═════ Data listing
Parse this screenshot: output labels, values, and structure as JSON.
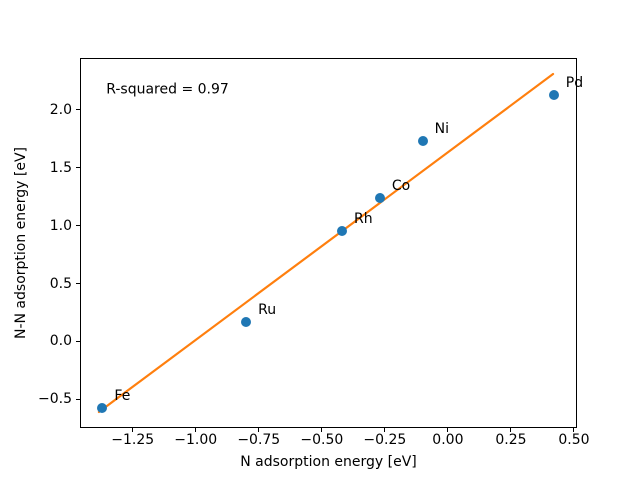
{
  "chart_data": {
    "type": "scatter",
    "title": "",
    "xlabel": "N adsorption energy [eV]",
    "ylabel": "N-N adsorption energy [eV]",
    "annotation": {
      "text": "R-squared = 0.97",
      "x": -1.355,
      "y": 2.17
    },
    "xlim": [
      -1.455,
      0.508
    ],
    "ylim": [
      -0.74,
      2.44
    ],
    "grid": false,
    "legend": false,
    "xticks": {
      "values": [
        -1.25,
        -1.0,
        -0.75,
        -0.5,
        -0.25,
        0.0,
        0.25,
        0.5
      ],
      "labels": [
        "−1.25",
        "−1.00",
        "−0.75",
        "−0.50",
        "−0.25",
        "0.00",
        "0.25",
        "0.50"
      ]
    },
    "yticks": {
      "values": [
        -0.5,
        0.0,
        0.5,
        1.0,
        1.5,
        2.0
      ],
      "labels": [
        "−0.5",
        "0.0",
        "0.5",
        "1.0",
        "1.5",
        "2.0"
      ]
    },
    "marker_color": "#1f77b4",
    "points": [
      {
        "label": "Fe",
        "x": -1.37,
        "y": -0.58
      },
      {
        "label": "Ru",
        "x": -0.8,
        "y": 0.17
      },
      {
        "label": "Rh",
        "x": -0.42,
        "y": 0.95
      },
      {
        "label": "Co",
        "x": -0.27,
        "y": 1.24
      },
      {
        "label": "Ni",
        "x": -0.1,
        "y": 1.73
      },
      {
        "label": "Pd",
        "x": 0.42,
        "y": 2.13
      }
    ],
    "fit_line": {
      "color": "#ff7f0e",
      "x1": -1.384,
      "y1": -0.61,
      "x2": 0.417,
      "y2": 2.31
    }
  }
}
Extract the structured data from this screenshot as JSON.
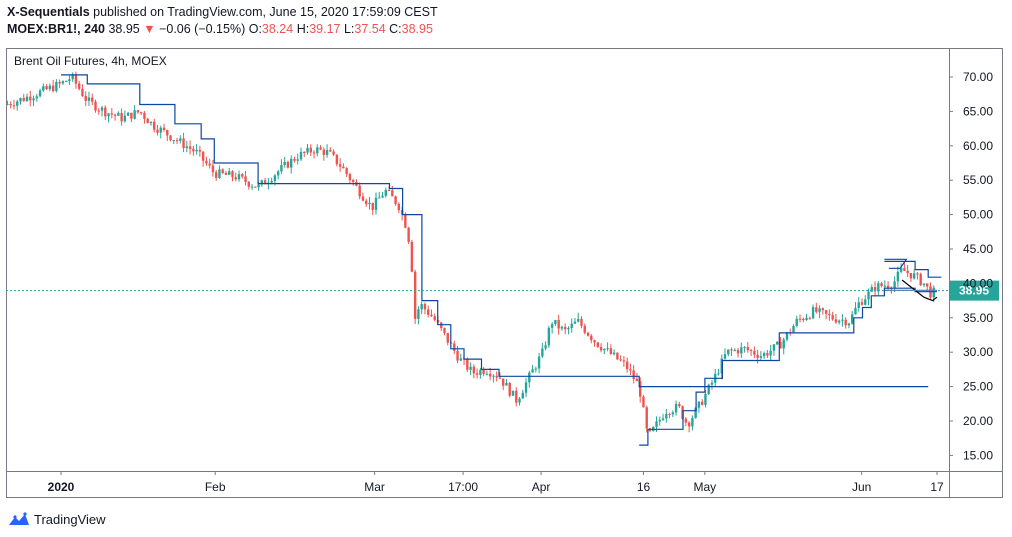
{
  "header": {
    "author": "X-Sequentials",
    "published": "published on TradingView.com, June 15, 2020 17:59:09 CEST",
    "symbol": "MOEX:BR1!, 240",
    "last": "38.95",
    "change_arrow": "▼",
    "change": "−0.06 (−0.15%)",
    "o_label": "O:",
    "o_val": "38.24",
    "h_label": "H:",
    "h_val": "39.17",
    "l_label": "L:",
    "l_val": "37.54",
    "c_label": "C:",
    "c_val": "38.95"
  },
  "footer": {
    "brand": "TradingView",
    "logo_icon": "tradingview-logo-icon"
  },
  "colors": {
    "up": "#26a69a",
    "down": "#ef5350",
    "line": "#0d47a1",
    "price_tag": "#26a69a",
    "purple": "#7e57c2"
  },
  "chart_data": {
    "type": "candlestick",
    "title": "Brent Oil Futures, 4h, MOEX",
    "ylim": [
      12.5,
      73.5
    ],
    "y_ticks": [
      70,
      65,
      60,
      55,
      50,
      45,
      40,
      35,
      30,
      25,
      20,
      15
    ],
    "y_tick_labels": [
      "70.00",
      "65.00",
      "60.00",
      "55.00",
      "50.00",
      "45.00",
      "40.00",
      "35.00",
      "30.00",
      "25.00",
      "20.00",
      "15.00"
    ],
    "x_ticks": [
      {
        "label": "2020",
        "t": 0.0
      },
      {
        "label": "Feb",
        "t": 0.176
      },
      {
        "label": "Mar",
        "t": 0.358
      },
      {
        "label": "17:00",
        "t": 0.459
      },
      {
        "label": "Apr",
        "t": 0.548
      },
      {
        "label": "16",
        "t": 0.665
      },
      {
        "label": "May",
        "t": 0.735
      },
      {
        "label": "Jun",
        "t": 0.914
      },
      {
        "label": "17",
        "t": 1.0
      }
    ],
    "x_range": [
      -0.063,
      1.054
    ],
    "last_price": 38.95,
    "last_price_label": "38.95",
    "close_path": [
      [
        -0.063,
        66.0
      ],
      [
        -0.04,
        67.0
      ],
      [
        -0.02,
        68.0
      ],
      [
        0.0,
        69.0
      ],
      [
        0.012,
        70.0
      ],
      [
        0.02,
        68.5
      ],
      [
        0.03,
        66.5
      ],
      [
        0.05,
        65.0
      ],
      [
        0.07,
        64.0
      ],
      [
        0.09,
        65.0
      ],
      [
        0.105,
        63.0
      ],
      [
        0.13,
        61.0
      ],
      [
        0.155,
        59.0
      ],
      [
        0.175,
        56.0
      ],
      [
        0.2,
        55.5
      ],
      [
        0.225,
        54.0
      ],
      [
        0.25,
        56.5
      ],
      [
        0.27,
        58.5
      ],
      [
        0.29,
        59.5
      ],
      [
        0.305,
        59.0
      ],
      [
        0.32,
        57.0
      ],
      [
        0.34,
        53.5
      ],
      [
        0.355,
        51.0
      ],
      [
        0.37,
        53.5
      ],
      [
        0.385,
        51.5
      ],
      [
        0.395,
        48.0
      ],
      [
        0.4,
        44.0
      ],
      [
        0.403,
        34.5
      ],
      [
        0.41,
        37.0
      ],
      [
        0.425,
        35.0
      ],
      [
        0.44,
        32.0
      ],
      [
        0.455,
        29.0
      ],
      [
        0.47,
        27.0
      ],
      [
        0.485,
        27.5
      ],
      [
        0.5,
        26.5
      ],
      [
        0.52,
        23.0
      ],
      [
        0.535,
        26.5
      ],
      [
        0.55,
        30.0
      ],
      [
        0.56,
        34.5
      ],
      [
        0.575,
        33.0
      ],
      [
        0.59,
        34.5
      ],
      [
        0.61,
        31.5
      ],
      [
        0.63,
        29.5
      ],
      [
        0.645,
        28.0
      ],
      [
        0.66,
        25.0
      ],
      [
        0.67,
        17.5
      ],
      [
        0.69,
        21.5
      ],
      [
        0.705,
        22.0
      ],
      [
        0.715,
        19.5
      ],
      [
        0.73,
        22.5
      ],
      [
        0.745,
        26.0
      ],
      [
        0.76,
        30.0
      ],
      [
        0.78,
        30.5
      ],
      [
        0.8,
        29.5
      ],
      [
        0.82,
        31.0
      ],
      [
        0.84,
        34.5
      ],
      [
        0.86,
        36.0
      ],
      [
        0.88,
        35.0
      ],
      [
        0.9,
        34.5
      ],
      [
        0.91,
        37.0
      ],
      [
        0.93,
        39.5
      ],
      [
        0.95,
        40.0
      ],
      [
        0.96,
        42.0
      ],
      [
        0.975,
        41.0
      ],
      [
        0.985,
        40.0
      ],
      [
        0.993,
        38.5
      ],
      [
        1.0,
        38.95
      ]
    ],
    "tdst_line": [
      [
        0.0,
        70.3
      ],
      [
        0.03,
        70.3
      ],
      [
        0.03,
        69.0
      ],
      [
        0.09,
        69.0
      ],
      [
        0.09,
        66.0
      ],
      [
        0.13,
        66.0
      ],
      [
        0.13,
        63.2
      ],
      [
        0.16,
        63.2
      ],
      [
        0.16,
        61.0
      ],
      [
        0.175,
        61.0
      ],
      [
        0.175,
        57.5
      ],
      [
        0.225,
        57.5
      ],
      [
        0.225,
        54.5
      ],
      [
        0.375,
        54.5
      ],
      [
        0.375,
        53.8
      ],
      [
        0.39,
        53.8
      ],
      [
        0.39,
        50.0
      ],
      [
        0.412,
        50.0
      ],
      [
        0.412,
        37.5
      ],
      [
        0.43,
        37.5
      ],
      [
        0.43,
        34.0
      ],
      [
        0.445,
        34.0
      ],
      [
        0.445,
        30.5
      ],
      [
        0.46,
        30.5
      ],
      [
        0.46,
        29.0
      ],
      [
        0.48,
        29.0
      ],
      [
        0.48,
        27.5
      ],
      [
        0.5,
        27.5
      ],
      [
        0.5,
        26.5
      ],
      [
        0.66,
        26.5
      ],
      [
        0.66,
        25.0
      ],
      [
        0.99,
        25.0
      ]
    ],
    "support_line": [
      [
        0.66,
        16.5
      ],
      [
        0.67,
        16.5
      ],
      [
        0.67,
        18.8
      ],
      [
        0.71,
        18.8
      ],
      [
        0.71,
        21.5
      ],
      [
        0.725,
        21.5
      ],
      [
        0.725,
        24.2
      ],
      [
        0.735,
        24.2
      ],
      [
        0.735,
        26.2
      ],
      [
        0.755,
        26.2
      ],
      [
        0.755,
        28.8
      ],
      [
        0.82,
        28.8
      ],
      [
        0.82,
        32.8
      ],
      [
        0.905,
        32.8
      ],
      [
        0.905,
        35.0
      ],
      [
        0.915,
        35.0
      ],
      [
        0.915,
        36.5
      ],
      [
        0.925,
        36.5
      ],
      [
        0.925,
        38.2
      ],
      [
        0.94,
        38.2
      ],
      [
        0.94,
        39.3
      ],
      [
        0.975,
        39.3
      ],
      [
        0.975,
        38.8
      ],
      [
        1.0,
        38.8
      ]
    ],
    "resistance_line": [
      [
        0.94,
        43.2
      ],
      [
        0.975,
        43.2
      ],
      [
        0.975,
        42.0
      ],
      [
        0.99,
        42.0
      ],
      [
        0.99,
        40.9
      ],
      [
        1.005,
        40.9
      ]
    ],
    "peak_marker": [
      [
        0.94,
        43.5
      ],
      [
        0.965,
        43.5
      ],
      [
        0.958,
        42.2
      ],
      [
        0.945,
        42.2
      ]
    ],
    "triangle": [
      [
        0.96,
        40.5
      ],
      [
        0.985,
        38.0
      ],
      [
        0.995,
        37.5
      ],
      [
        1.0,
        38.0
      ]
    ],
    "purple_line": [
      [
        0.94,
        39.0
      ],
      [
        1.0,
        39.0
      ]
    ]
  }
}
══════════
Problem details =
Say how many lines contain the string "adsorption", giving nothing but the count.

Response =
2